=== DIRECTIVE ===
Report every line in the records below that contains the word "Social", matching case exactly.

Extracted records
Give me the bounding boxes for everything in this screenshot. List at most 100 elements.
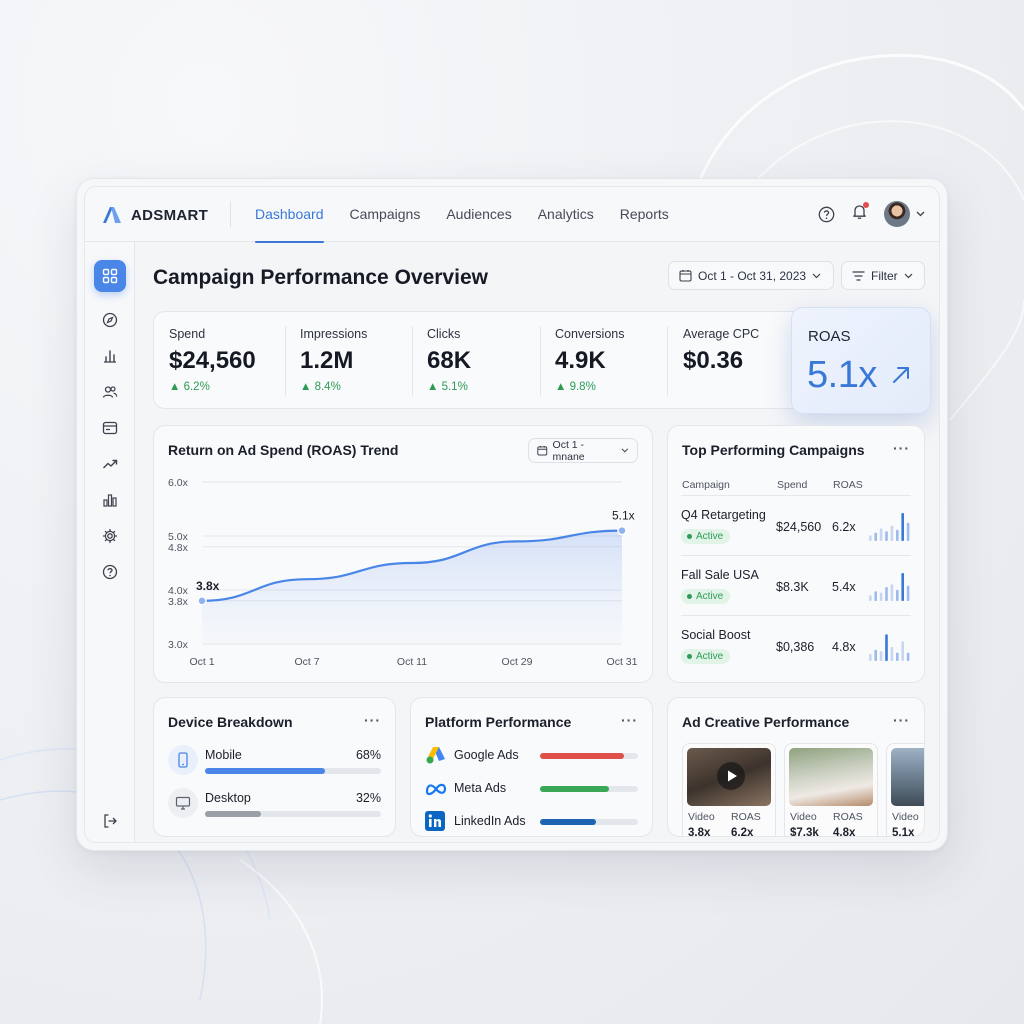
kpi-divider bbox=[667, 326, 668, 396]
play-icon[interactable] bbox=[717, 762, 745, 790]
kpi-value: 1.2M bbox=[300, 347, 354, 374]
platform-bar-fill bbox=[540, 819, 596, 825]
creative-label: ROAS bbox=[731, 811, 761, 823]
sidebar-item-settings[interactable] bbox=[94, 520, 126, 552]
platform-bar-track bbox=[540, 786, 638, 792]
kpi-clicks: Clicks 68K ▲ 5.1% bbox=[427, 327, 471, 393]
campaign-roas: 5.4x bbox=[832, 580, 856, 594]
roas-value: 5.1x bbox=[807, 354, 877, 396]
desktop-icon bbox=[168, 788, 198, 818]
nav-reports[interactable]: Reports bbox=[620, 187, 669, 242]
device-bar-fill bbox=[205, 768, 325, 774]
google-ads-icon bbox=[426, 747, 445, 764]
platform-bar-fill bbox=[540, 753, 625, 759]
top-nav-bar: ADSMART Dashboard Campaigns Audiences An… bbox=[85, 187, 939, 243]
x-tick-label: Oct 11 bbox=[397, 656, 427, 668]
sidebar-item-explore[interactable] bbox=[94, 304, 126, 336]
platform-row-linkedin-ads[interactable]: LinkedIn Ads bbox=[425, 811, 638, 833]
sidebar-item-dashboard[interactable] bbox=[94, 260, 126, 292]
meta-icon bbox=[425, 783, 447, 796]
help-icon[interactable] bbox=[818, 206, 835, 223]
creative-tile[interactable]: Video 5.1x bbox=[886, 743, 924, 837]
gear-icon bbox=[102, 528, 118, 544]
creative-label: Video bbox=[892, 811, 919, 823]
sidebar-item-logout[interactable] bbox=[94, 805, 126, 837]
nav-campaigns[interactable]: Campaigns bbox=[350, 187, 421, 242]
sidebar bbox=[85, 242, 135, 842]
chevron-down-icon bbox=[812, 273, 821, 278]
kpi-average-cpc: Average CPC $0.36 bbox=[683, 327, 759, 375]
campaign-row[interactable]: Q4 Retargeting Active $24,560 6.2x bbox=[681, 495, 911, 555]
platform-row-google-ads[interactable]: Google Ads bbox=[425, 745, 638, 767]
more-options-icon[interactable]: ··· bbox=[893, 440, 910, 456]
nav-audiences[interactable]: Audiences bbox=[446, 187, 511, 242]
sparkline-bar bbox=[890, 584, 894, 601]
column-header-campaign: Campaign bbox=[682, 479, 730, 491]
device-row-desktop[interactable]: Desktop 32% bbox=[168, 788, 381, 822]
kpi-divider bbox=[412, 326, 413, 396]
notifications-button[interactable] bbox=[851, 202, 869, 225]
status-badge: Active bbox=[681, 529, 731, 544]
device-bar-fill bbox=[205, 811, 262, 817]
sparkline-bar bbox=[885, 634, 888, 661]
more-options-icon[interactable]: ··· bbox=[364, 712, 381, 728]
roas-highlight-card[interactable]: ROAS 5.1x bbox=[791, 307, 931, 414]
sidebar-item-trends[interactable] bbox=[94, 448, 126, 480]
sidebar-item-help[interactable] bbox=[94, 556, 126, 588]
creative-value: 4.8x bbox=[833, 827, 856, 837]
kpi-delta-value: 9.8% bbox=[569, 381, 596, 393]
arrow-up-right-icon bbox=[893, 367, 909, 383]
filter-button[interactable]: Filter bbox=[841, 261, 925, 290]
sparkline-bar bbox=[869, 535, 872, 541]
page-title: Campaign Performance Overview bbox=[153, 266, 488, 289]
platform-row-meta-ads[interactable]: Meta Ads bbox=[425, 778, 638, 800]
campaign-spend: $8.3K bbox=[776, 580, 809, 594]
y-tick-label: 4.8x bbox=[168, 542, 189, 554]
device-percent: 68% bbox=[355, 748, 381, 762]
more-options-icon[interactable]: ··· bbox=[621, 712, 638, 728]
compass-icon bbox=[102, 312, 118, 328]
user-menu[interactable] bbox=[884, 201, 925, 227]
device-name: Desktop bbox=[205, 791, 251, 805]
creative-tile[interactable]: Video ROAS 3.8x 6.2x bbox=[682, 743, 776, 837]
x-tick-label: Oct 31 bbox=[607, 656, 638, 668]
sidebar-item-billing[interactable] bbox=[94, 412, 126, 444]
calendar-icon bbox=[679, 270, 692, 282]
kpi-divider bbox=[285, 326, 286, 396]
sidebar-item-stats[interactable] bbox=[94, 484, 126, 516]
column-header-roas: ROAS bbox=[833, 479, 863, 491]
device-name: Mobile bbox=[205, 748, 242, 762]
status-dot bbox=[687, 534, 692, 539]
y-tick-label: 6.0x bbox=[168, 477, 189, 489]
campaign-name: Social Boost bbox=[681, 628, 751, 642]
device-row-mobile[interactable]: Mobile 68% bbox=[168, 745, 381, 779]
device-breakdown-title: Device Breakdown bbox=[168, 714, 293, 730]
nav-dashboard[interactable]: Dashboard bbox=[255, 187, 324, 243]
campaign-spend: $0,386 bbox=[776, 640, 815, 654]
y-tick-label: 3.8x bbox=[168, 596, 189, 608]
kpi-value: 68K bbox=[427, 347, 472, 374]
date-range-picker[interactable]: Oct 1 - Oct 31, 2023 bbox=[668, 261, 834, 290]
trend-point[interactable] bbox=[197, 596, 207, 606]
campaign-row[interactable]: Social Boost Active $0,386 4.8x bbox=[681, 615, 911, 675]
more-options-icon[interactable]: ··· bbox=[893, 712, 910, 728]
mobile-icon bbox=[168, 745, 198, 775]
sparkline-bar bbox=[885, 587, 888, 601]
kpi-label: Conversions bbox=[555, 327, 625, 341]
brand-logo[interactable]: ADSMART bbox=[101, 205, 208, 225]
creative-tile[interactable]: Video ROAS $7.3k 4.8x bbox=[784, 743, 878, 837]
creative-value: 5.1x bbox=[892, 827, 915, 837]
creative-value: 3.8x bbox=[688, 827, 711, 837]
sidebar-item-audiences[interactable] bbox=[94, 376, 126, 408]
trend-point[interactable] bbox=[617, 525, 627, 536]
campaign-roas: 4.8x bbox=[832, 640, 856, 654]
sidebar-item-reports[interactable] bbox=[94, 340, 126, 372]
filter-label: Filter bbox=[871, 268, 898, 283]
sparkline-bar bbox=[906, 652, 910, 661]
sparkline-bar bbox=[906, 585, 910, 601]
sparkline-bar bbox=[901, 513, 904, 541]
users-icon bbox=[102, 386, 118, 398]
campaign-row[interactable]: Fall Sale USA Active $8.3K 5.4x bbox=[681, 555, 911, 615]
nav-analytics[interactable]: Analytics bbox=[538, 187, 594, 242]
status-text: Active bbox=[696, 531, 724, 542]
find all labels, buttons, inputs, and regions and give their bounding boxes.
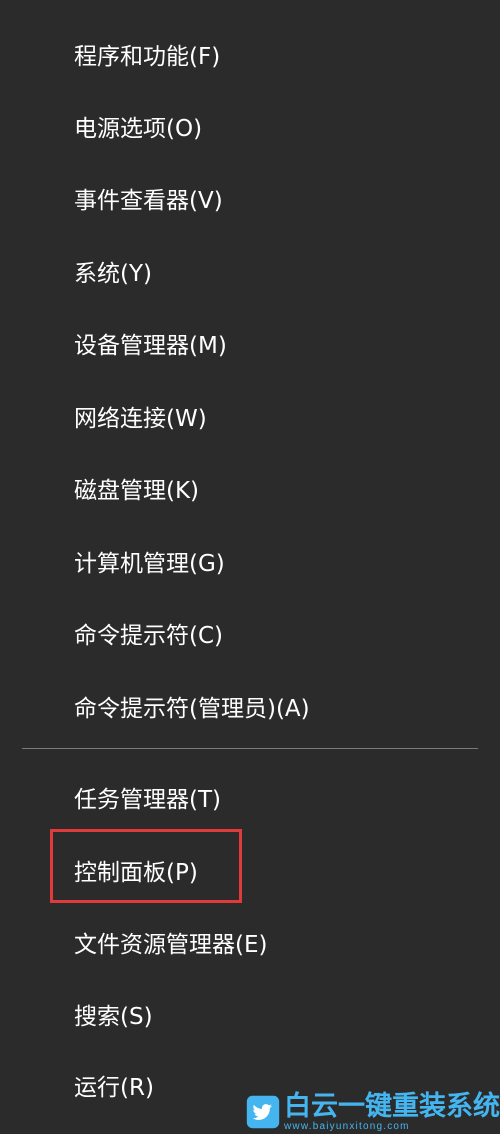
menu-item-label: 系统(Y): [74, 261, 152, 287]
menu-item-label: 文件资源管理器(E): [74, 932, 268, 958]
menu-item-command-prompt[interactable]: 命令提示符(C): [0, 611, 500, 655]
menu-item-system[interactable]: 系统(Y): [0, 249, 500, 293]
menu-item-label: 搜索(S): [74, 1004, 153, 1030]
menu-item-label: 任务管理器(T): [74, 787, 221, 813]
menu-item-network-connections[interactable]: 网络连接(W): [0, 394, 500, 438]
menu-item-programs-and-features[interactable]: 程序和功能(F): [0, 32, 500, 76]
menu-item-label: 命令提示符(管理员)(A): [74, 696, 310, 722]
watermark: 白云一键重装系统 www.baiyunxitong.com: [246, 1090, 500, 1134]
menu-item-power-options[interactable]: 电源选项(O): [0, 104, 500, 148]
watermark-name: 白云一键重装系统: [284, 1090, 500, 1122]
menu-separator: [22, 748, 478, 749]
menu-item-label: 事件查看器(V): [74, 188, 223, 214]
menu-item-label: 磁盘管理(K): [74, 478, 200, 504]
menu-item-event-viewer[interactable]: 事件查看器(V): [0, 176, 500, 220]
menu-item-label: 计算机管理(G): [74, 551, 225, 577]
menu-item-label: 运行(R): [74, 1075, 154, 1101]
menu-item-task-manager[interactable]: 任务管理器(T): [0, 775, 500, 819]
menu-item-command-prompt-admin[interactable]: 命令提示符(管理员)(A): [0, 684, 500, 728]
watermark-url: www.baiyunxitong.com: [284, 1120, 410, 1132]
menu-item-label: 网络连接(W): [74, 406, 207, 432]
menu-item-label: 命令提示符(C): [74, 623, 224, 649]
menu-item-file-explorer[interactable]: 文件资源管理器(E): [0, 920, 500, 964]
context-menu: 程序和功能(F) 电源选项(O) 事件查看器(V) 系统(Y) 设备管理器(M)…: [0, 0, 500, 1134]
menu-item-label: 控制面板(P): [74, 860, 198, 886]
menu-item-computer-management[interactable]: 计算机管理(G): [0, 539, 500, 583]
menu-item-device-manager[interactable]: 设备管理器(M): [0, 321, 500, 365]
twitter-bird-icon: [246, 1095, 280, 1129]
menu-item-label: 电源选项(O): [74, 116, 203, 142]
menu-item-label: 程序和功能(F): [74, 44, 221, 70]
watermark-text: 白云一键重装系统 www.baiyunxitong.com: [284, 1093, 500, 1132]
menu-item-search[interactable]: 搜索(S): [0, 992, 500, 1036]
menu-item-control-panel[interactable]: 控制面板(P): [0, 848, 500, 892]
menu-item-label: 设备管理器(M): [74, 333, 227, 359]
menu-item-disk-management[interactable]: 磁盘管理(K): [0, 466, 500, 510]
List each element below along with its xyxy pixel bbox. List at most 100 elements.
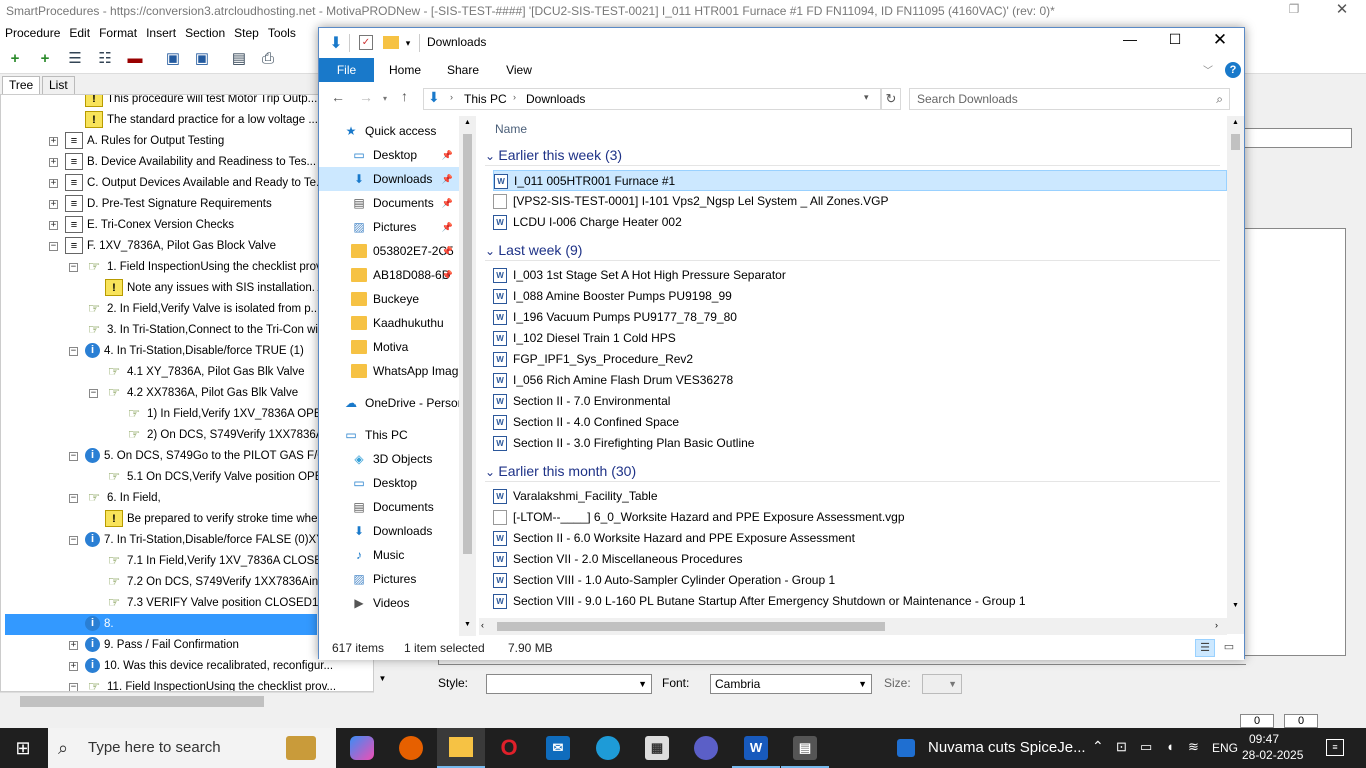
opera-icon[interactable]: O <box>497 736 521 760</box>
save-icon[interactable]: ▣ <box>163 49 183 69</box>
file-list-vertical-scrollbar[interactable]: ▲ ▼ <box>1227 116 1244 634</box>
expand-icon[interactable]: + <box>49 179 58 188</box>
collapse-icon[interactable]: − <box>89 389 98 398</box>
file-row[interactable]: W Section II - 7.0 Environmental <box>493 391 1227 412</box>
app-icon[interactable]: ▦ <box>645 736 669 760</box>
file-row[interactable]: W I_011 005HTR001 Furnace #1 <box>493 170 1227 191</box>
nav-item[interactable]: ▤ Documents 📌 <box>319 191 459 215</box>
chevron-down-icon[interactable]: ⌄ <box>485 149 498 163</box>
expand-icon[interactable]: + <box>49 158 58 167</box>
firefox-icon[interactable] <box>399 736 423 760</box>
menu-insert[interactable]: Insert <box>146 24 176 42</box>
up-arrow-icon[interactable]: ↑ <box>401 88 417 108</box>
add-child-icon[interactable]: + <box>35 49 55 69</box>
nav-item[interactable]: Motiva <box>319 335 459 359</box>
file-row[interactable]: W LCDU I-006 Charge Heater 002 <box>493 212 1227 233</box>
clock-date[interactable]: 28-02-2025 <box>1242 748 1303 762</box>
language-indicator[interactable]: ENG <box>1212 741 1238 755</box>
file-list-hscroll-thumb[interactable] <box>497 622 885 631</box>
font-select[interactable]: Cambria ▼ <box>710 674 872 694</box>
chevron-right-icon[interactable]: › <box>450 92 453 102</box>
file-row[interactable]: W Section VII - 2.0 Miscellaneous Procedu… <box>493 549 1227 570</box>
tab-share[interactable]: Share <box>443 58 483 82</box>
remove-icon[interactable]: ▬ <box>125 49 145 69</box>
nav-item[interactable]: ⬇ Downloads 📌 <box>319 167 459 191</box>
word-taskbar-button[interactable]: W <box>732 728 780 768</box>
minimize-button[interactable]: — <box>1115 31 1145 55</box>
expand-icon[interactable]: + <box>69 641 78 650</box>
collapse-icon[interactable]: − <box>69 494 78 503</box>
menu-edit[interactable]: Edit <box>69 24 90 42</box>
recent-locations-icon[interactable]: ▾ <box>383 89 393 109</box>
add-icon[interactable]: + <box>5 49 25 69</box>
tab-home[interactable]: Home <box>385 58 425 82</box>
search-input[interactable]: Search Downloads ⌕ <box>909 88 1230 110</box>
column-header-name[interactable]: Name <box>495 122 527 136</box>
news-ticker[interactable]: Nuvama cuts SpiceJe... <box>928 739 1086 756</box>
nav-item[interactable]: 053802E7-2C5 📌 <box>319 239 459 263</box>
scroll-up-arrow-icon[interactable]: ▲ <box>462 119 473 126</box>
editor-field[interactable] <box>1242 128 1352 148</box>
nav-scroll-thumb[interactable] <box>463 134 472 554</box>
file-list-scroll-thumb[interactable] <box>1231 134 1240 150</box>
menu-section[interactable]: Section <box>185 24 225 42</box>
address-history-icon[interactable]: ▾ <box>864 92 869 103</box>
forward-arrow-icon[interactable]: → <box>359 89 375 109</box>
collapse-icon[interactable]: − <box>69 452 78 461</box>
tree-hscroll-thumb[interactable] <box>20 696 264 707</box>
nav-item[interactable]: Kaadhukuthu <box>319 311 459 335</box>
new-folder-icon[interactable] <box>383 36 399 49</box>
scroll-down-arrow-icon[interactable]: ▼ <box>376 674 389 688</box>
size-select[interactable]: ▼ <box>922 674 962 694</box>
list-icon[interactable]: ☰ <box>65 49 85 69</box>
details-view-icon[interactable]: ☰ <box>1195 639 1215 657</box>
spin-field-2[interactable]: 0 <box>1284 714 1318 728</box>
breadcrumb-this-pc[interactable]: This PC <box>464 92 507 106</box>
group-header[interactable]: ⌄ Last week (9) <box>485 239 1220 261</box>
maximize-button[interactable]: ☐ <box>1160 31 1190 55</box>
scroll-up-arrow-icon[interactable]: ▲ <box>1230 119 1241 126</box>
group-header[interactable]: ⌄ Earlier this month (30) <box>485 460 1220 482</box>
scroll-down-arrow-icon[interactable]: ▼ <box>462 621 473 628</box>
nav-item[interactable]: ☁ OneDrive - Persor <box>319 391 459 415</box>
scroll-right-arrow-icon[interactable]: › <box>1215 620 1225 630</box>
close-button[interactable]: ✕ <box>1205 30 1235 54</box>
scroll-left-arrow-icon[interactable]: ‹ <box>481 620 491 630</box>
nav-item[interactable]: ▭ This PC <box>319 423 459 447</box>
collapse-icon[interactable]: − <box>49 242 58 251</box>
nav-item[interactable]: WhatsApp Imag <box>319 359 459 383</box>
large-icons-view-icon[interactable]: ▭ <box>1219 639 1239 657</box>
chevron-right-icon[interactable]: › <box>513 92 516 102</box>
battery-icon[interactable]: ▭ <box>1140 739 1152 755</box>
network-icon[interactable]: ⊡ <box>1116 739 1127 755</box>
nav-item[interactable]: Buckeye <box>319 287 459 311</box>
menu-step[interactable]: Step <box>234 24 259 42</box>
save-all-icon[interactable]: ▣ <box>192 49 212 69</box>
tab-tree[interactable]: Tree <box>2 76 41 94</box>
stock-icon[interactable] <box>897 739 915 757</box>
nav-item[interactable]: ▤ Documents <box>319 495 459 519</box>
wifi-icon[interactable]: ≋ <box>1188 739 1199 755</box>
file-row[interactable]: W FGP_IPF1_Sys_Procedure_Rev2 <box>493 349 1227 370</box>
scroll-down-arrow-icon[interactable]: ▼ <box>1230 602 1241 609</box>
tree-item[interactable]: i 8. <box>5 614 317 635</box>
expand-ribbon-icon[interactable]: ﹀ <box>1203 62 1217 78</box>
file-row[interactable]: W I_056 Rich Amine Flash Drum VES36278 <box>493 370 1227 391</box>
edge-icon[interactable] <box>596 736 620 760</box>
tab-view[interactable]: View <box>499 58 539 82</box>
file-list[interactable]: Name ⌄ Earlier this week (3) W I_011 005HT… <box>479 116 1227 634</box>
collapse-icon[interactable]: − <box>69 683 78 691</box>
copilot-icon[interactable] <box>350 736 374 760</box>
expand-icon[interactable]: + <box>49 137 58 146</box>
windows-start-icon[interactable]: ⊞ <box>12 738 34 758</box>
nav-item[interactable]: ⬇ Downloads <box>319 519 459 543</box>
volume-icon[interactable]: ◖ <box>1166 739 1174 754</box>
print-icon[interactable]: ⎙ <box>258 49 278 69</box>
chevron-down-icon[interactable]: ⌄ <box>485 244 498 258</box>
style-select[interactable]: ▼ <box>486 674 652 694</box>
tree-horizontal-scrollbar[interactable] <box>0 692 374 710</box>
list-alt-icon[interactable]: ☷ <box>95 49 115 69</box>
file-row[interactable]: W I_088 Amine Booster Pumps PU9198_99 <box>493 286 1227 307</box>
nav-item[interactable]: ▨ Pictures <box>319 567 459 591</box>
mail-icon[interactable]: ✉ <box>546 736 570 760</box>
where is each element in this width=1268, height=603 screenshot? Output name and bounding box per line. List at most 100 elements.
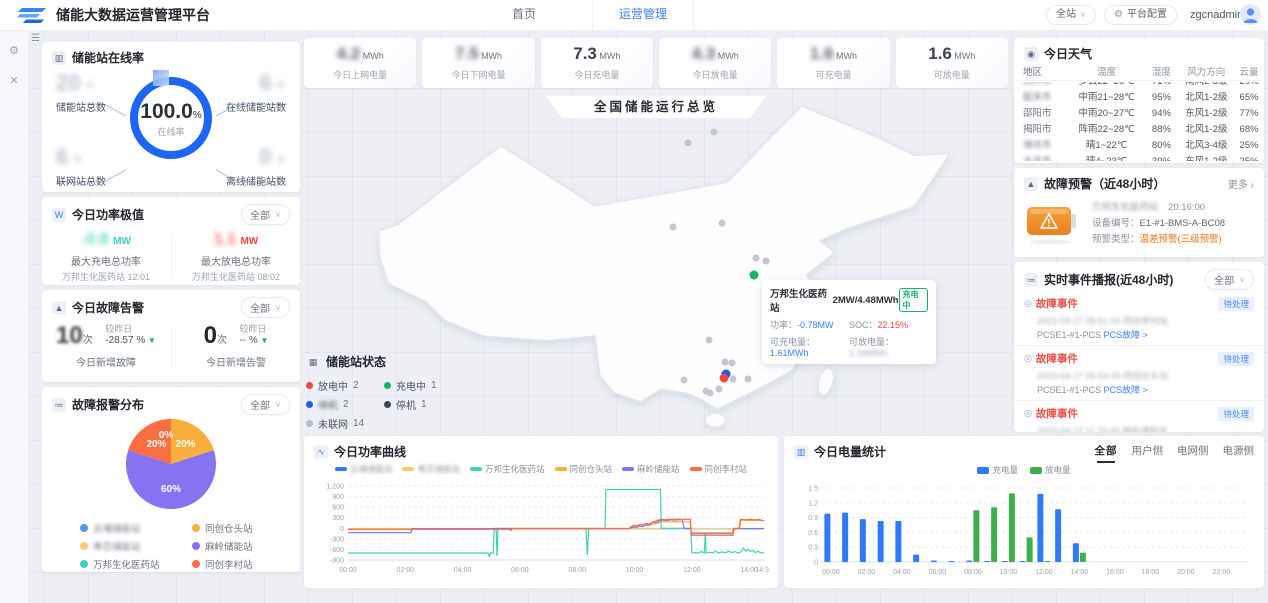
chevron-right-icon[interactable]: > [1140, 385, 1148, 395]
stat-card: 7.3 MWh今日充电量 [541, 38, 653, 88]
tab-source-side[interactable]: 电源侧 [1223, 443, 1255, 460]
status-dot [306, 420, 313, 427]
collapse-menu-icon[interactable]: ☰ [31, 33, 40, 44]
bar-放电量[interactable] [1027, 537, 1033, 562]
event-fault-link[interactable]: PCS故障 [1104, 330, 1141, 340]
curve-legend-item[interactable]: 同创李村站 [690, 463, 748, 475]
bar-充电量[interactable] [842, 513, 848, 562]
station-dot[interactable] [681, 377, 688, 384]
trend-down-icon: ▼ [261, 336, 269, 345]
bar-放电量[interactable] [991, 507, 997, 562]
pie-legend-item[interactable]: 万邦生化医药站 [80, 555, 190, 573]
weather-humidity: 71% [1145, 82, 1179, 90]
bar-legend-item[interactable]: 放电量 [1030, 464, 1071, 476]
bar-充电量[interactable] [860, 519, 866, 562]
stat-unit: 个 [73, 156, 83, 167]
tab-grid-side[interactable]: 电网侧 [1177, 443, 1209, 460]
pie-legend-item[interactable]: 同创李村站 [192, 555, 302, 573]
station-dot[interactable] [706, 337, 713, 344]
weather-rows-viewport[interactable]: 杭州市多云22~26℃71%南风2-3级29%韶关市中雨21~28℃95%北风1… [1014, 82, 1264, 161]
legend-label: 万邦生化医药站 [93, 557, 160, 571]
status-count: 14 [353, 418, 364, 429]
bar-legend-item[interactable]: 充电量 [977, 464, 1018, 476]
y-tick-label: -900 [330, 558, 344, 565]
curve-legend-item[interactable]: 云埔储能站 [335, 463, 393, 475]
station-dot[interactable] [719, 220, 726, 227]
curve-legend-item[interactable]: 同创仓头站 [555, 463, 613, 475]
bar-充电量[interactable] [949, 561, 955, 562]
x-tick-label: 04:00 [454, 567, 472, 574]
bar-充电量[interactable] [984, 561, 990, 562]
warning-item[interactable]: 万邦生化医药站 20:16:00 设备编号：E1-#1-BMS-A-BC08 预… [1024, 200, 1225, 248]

=== FULL OUTPUT ===
campaign-name: Social Boost bbox=[681, 628, 751, 642]
campaign-row[interactable]: Social Boost Active $0,386 4.8x bbox=[681, 615, 911, 675]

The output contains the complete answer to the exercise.